[Lines of data]
--*--

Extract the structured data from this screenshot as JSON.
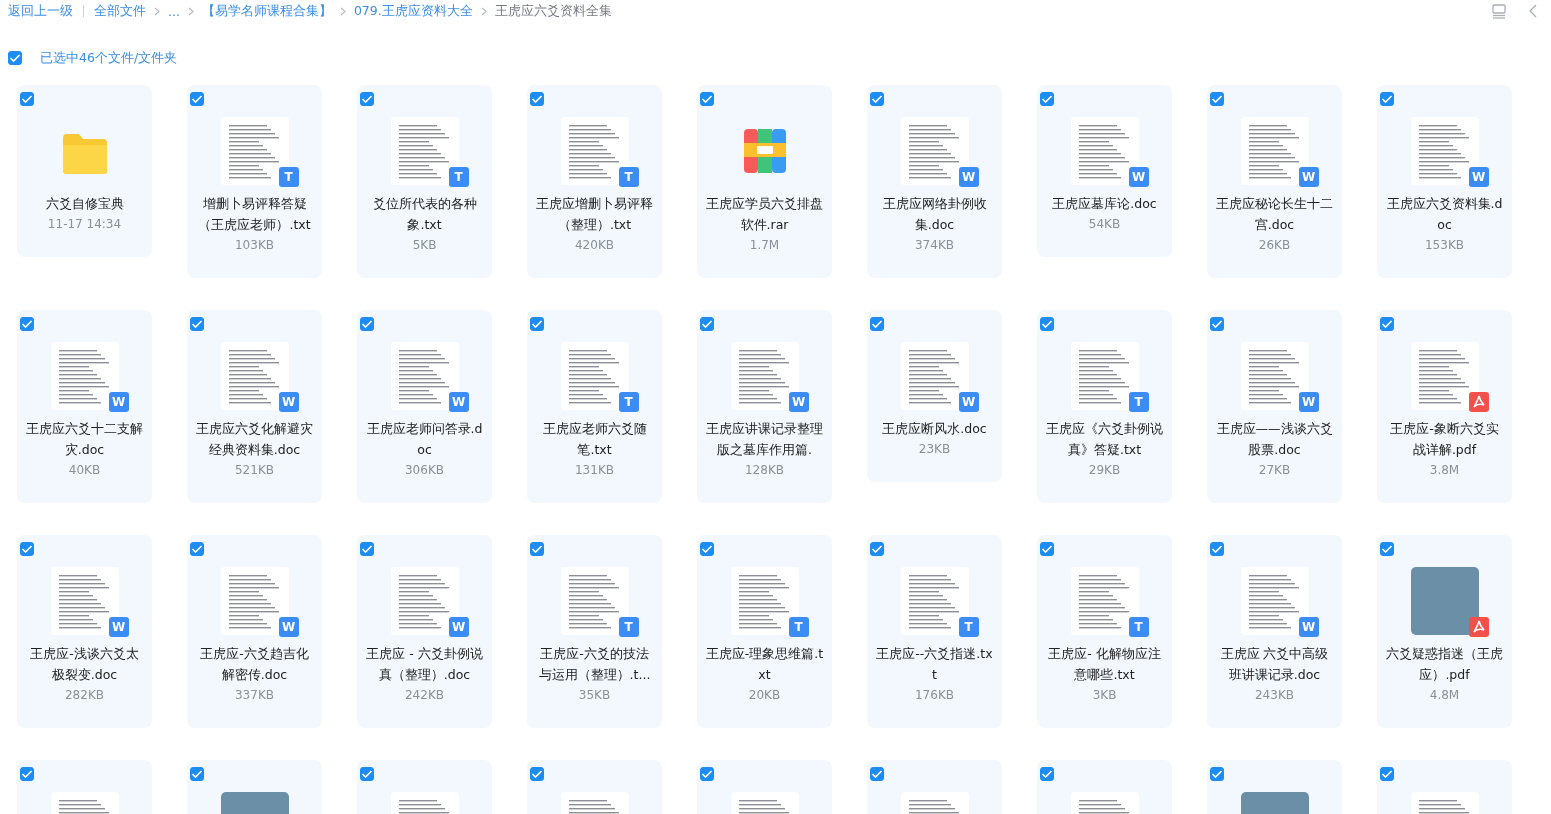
{
  "breadcrumb": {
    "back": "返回上一级",
    "items": [
      {
        "label": "全部文件",
        "current": false
      },
      {
        "label": "...",
        "current": false
      },
      {
        "label": "【易学名师课程合集】",
        "current": false
      },
      {
        "label": "079.王虎应资料大全",
        "current": false
      },
      {
        "label": "王虎应六爻资料全集",
        "current": true
      }
    ]
  },
  "selection": {
    "checked": true,
    "label": "已选中46个文件/文件夹"
  },
  "files": [
    {
      "kind": "folder",
      "name": "六爻自修宝典",
      "meta": "11-17 14:34",
      "checked": true
    },
    {
      "kind": "txt",
      "badge_label": "T",
      "name": "增删卜易评释答疑（王虎应老师）.txt",
      "meta": "103KB",
      "checked": true
    },
    {
      "kind": "txt",
      "badge_label": "T",
      "name": "爻位所代表的各种象.txt",
      "meta": "5KB",
      "checked": true
    },
    {
      "kind": "txt",
      "badge_label": "T",
      "name": "王虎应增删卜易评释（整理）.txt",
      "meta": "420KB",
      "checked": true
    },
    {
      "kind": "rar",
      "name": "王虎应学员六爻排盘软件.rar",
      "meta": "1.7M",
      "checked": true
    },
    {
      "kind": "doc",
      "badge_label": "W",
      "name": "王虎应网络卦例收集.doc",
      "meta": "374KB",
      "checked": true
    },
    {
      "kind": "doc",
      "badge_label": "W",
      "name": "王虎应墓库论.doc",
      "meta": "54KB",
      "checked": true
    },
    {
      "kind": "doc",
      "badge_label": "W",
      "name": "王虎应秘论长生十二宫.doc",
      "meta": "26KB",
      "checked": true
    },
    {
      "kind": "doc",
      "badge_label": "W",
      "name": "王虎应六爻资料集.doc",
      "meta": "153KB",
      "checked": true
    },
    {
      "kind": "doc",
      "badge_label": "W",
      "name": "王虎应六爻十二支解灾.doc",
      "meta": "40KB",
      "checked": true
    },
    {
      "kind": "doc",
      "badge_label": "W",
      "name": "王虎应六爻化解避灾经典资料集.doc",
      "meta": "521KB",
      "checked": true
    },
    {
      "kind": "doc",
      "badge_label": "W",
      "name": "王虎应老师问答录.doc",
      "meta": "306KB",
      "checked": true
    },
    {
      "kind": "txt",
      "badge_label": "T",
      "name": "王虎应老师六爻随笔.txt",
      "meta": "131KB",
      "checked": true
    },
    {
      "kind": "doc",
      "badge_label": "W",
      "name": "王虎应讲课记录整理版之墓库作用篇.",
      "meta": "128KB",
      "checked": true
    },
    {
      "kind": "doc",
      "badge_label": "W",
      "name": "王虎应断风水.doc",
      "meta": "23KB",
      "checked": true
    },
    {
      "kind": "txt",
      "badge_label": "T",
      "name": "王虎应《六爻卦例说真》答疑.txt",
      "meta": "29KB",
      "checked": true
    },
    {
      "kind": "doc",
      "badge_label": "W",
      "name": "王虎应——浅谈六爻股票.doc",
      "meta": "27KB",
      "checked": true
    },
    {
      "kind": "pdf",
      "name": "王虎应-象断六爻实战详解.pdf",
      "meta": "3.8M",
      "checked": true
    },
    {
      "kind": "doc",
      "badge_label": "W",
      "name": "王虎应-浅谈六爻太极裂变.doc",
      "meta": "282KB",
      "checked": true
    },
    {
      "kind": "doc",
      "badge_label": "W",
      "name": "王虎应-六爻趋吉化解密传.doc",
      "meta": "337KB",
      "checked": true
    },
    {
      "kind": "doc",
      "badge_label": "W",
      "name": "王虎应 - 六爻卦例说真（整理）.doc",
      "meta": "242KB",
      "checked": true
    },
    {
      "kind": "txt",
      "badge_label": "T",
      "name": "王虎应-六爻的技法与运用（整理）.t...",
      "meta": "35KB",
      "checked": true
    },
    {
      "kind": "txt",
      "badge_label": "T",
      "name": "王虎应-理象思维篇.txt",
      "meta": "20KB",
      "checked": true
    },
    {
      "kind": "txt",
      "badge_label": "T",
      "name": "王虎应--六爻指迷.txt",
      "meta": "176KB",
      "checked": true
    },
    {
      "kind": "txt",
      "badge_label": "T",
      "name": "王虎应- 化解物应注意哪些.txt",
      "meta": "3KB",
      "checked": true
    },
    {
      "kind": "doc",
      "badge_label": "W",
      "name": "王虎应 六爻中高级班讲课记录.doc",
      "meta": "243KB",
      "checked": true
    },
    {
      "kind": "book",
      "name": "六爻疑惑指迷（王虎应）.pdf",
      "meta": "4.8M",
      "checked": true
    },
    {
      "kind": "page",
      "checked": true
    },
    {
      "kind": "cover",
      "checked": true
    },
    {
      "kind": "page",
      "checked": true
    },
    {
      "kind": "page",
      "checked": true
    },
    {
      "kind": "page",
      "checked": true
    },
    {
      "kind": "page",
      "checked": true
    },
    {
      "kind": "page",
      "checked": true
    },
    {
      "kind": "cover",
      "checked": true
    },
    {
      "kind": "page",
      "checked": true
    }
  ]
}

--*--

Return the full material word for word. Do not include the pictures.

Extract the structured data from this screenshot as JSON.
{
  "breadcrumb": {
    "back": "返回上一级",
    "items": [
      {
        "label": "全部文件",
        "current": false
      },
      {
        "label": "...",
        "current": false
      },
      {
        "label": "【易学名师课程合集】",
        "current": false
      },
      {
        "label": "079.王虎应资料大全",
        "current": false
      },
      {
        "label": "王虎应六爻资料全集",
        "current": true
      }
    ]
  },
  "selection": {
    "checked": true,
    "label": "已选中46个文件/文件夹"
  },
  "files": [
    {
      "kind": "folder",
      "name": "六爻自修宝典",
      "meta": "11-17 14:34",
      "checked": true
    },
    {
      "kind": "txt",
      "badge_label": "T",
      "name": "增删卜易评释答疑（王虎应老师）.txt",
      "meta": "103KB",
      "checked": true
    },
    {
      "kind": "txt",
      "badge_label": "T",
      "name": "爻位所代表的各种象.txt",
      "meta": "5KB",
      "checked": true
    },
    {
      "kind": "txt",
      "badge_label": "T",
      "name": "王虎应增删卜易评释（整理）.txt",
      "meta": "420KB",
      "checked": true
    },
    {
      "kind": "rar",
      "name": "王虎应学员六爻排盘软件.rar",
      "meta": "1.7M",
      "checked": true
    },
    {
      "kind": "doc",
      "badge_label": "W",
      "name": "王虎应网络卦例收集.doc",
      "meta": "374KB",
      "checked": true
    },
    {
      "kind": "doc",
      "badge_label": "W",
      "name": "王虎应墓库论.doc",
      "meta": "54KB",
      "checked": true
    },
    {
      "kind": "doc",
      "badge_label": "W",
      "name": "王虎应秘论长生十二宫.doc",
      "meta": "26KB",
      "checked": true
    },
    {
      "kind": "doc",
      "badge_label": "W",
      "name": "王虎应六爻资料集.doc",
      "meta": "153KB",
      "checked": true
    },
    {
      "kind": "doc",
      "badge_label": "W",
      "name": "王虎应六爻十二支解灾.doc",
      "meta": "40KB",
      "checked": true
    },
    {
      "kind": "doc",
      "badge_label": "W",
      "name": "王虎应六爻化解避灾经典资料集.doc",
      "meta": "521KB",
      "checked": true
    },
    {
      "kind": "doc",
      "badge_label": "W",
      "name": "王虎应老师问答录.doc",
      "meta": "306KB",
      "checked": true
    },
    {
      "kind": "txt",
      "badge_label": "T",
      "name": "王虎应老师六爻随笔.txt",
      "meta": "131KB",
      "checked": true
    },
    {
      "kind": "doc",
      "badge_label": "W",
      "name": "王虎应讲课记录整理版之墓库作用篇.",
      "meta": "128KB",
      "checked": true
    },
    {
      "kind": "doc",
      "badge_label": "W",
      "name": "王虎应断风水.doc",
      "meta": "23KB",
      "checked": true
    },
    {
      "kind": "txt",
      "badge_label": "T",
      "name": "王虎应《六爻卦例说真》答疑.txt",
      "meta": "29KB",
      "checked": true
    },
    {
      "kind": "doc",
      "badge_label": "W",
      "name": "王虎应——浅谈六爻股票.doc",
      "meta": "27KB",
      "checked": true
    },
    {
      "kind": "pdf",
      "name": "王虎应-象断六爻实战详解.pdf",
      "meta": "3.8M",
      "checked": true
    },
    {
      "kind": "doc",
      "badge_label": "W",
      "name": "王虎应-浅谈六爻太极裂变.doc",
      "meta": "282KB",
      "checked": true
    },
    {
      "kind": "doc",
      "badge_label": "W",
      "name": "王虎应-六爻趋吉化解密传.doc",
      "meta": "337KB",
      "checked": true
    },
    {
      "kind": "doc",
      "badge_label": "W",
      "name": "王虎应 - 六爻卦例说真（整理）.doc",
      "meta": "242KB",
      "checked": true
    },
    {
      "kind": "txt",
      "badge_label": "T",
      "name": "王虎应-六爻的技法与运用（整理）.t...",
      "meta": "35KB",
      "checked": true
    },
    {
      "kind": "txt",
      "badge_label": "T",
      "name": "王虎应-理象思维篇.txt",
      "meta": "20KB",
      "checked": true
    },
    {
      "kind": "txt",
      "badge_label": "T",
      "name": "王虎应--六爻指迷.txt",
      "meta": "176KB",
      "checked": true
    },
    {
      "kind": "txt",
      "badge_label": "T",
      "name": "王虎应- 化解物应注意哪些.txt",
      "meta": "3KB",
      "checked": true
    },
    {
      "kind": "doc",
      "badge_label": "W",
      "name": "王虎应 六爻中高级班讲课记录.doc",
      "meta": "243KB",
      "checked": true
    },
    {
      "kind": "book",
      "name": "六爻疑惑指迷（王虎应）.pdf",
      "meta": "4.8M",
      "checked": true
    },
    {
      "kind": "page",
      "checked": true
    },
    {
      "kind": "cover",
      "checked": true
    },
    {
      "kind": "page",
      "checked": true
    },
    {
      "kind": "page",
      "checked": true
    },
    {
      "kind": "page",
      "checked": true
    },
    {
      "kind": "page",
      "checked": true
    },
    {
      "kind": "page",
      "checked": true
    },
    {
      "kind": "cover",
      "checked": true
    },
    {
      "kind": "page",
      "checked": true
    }
  ]
}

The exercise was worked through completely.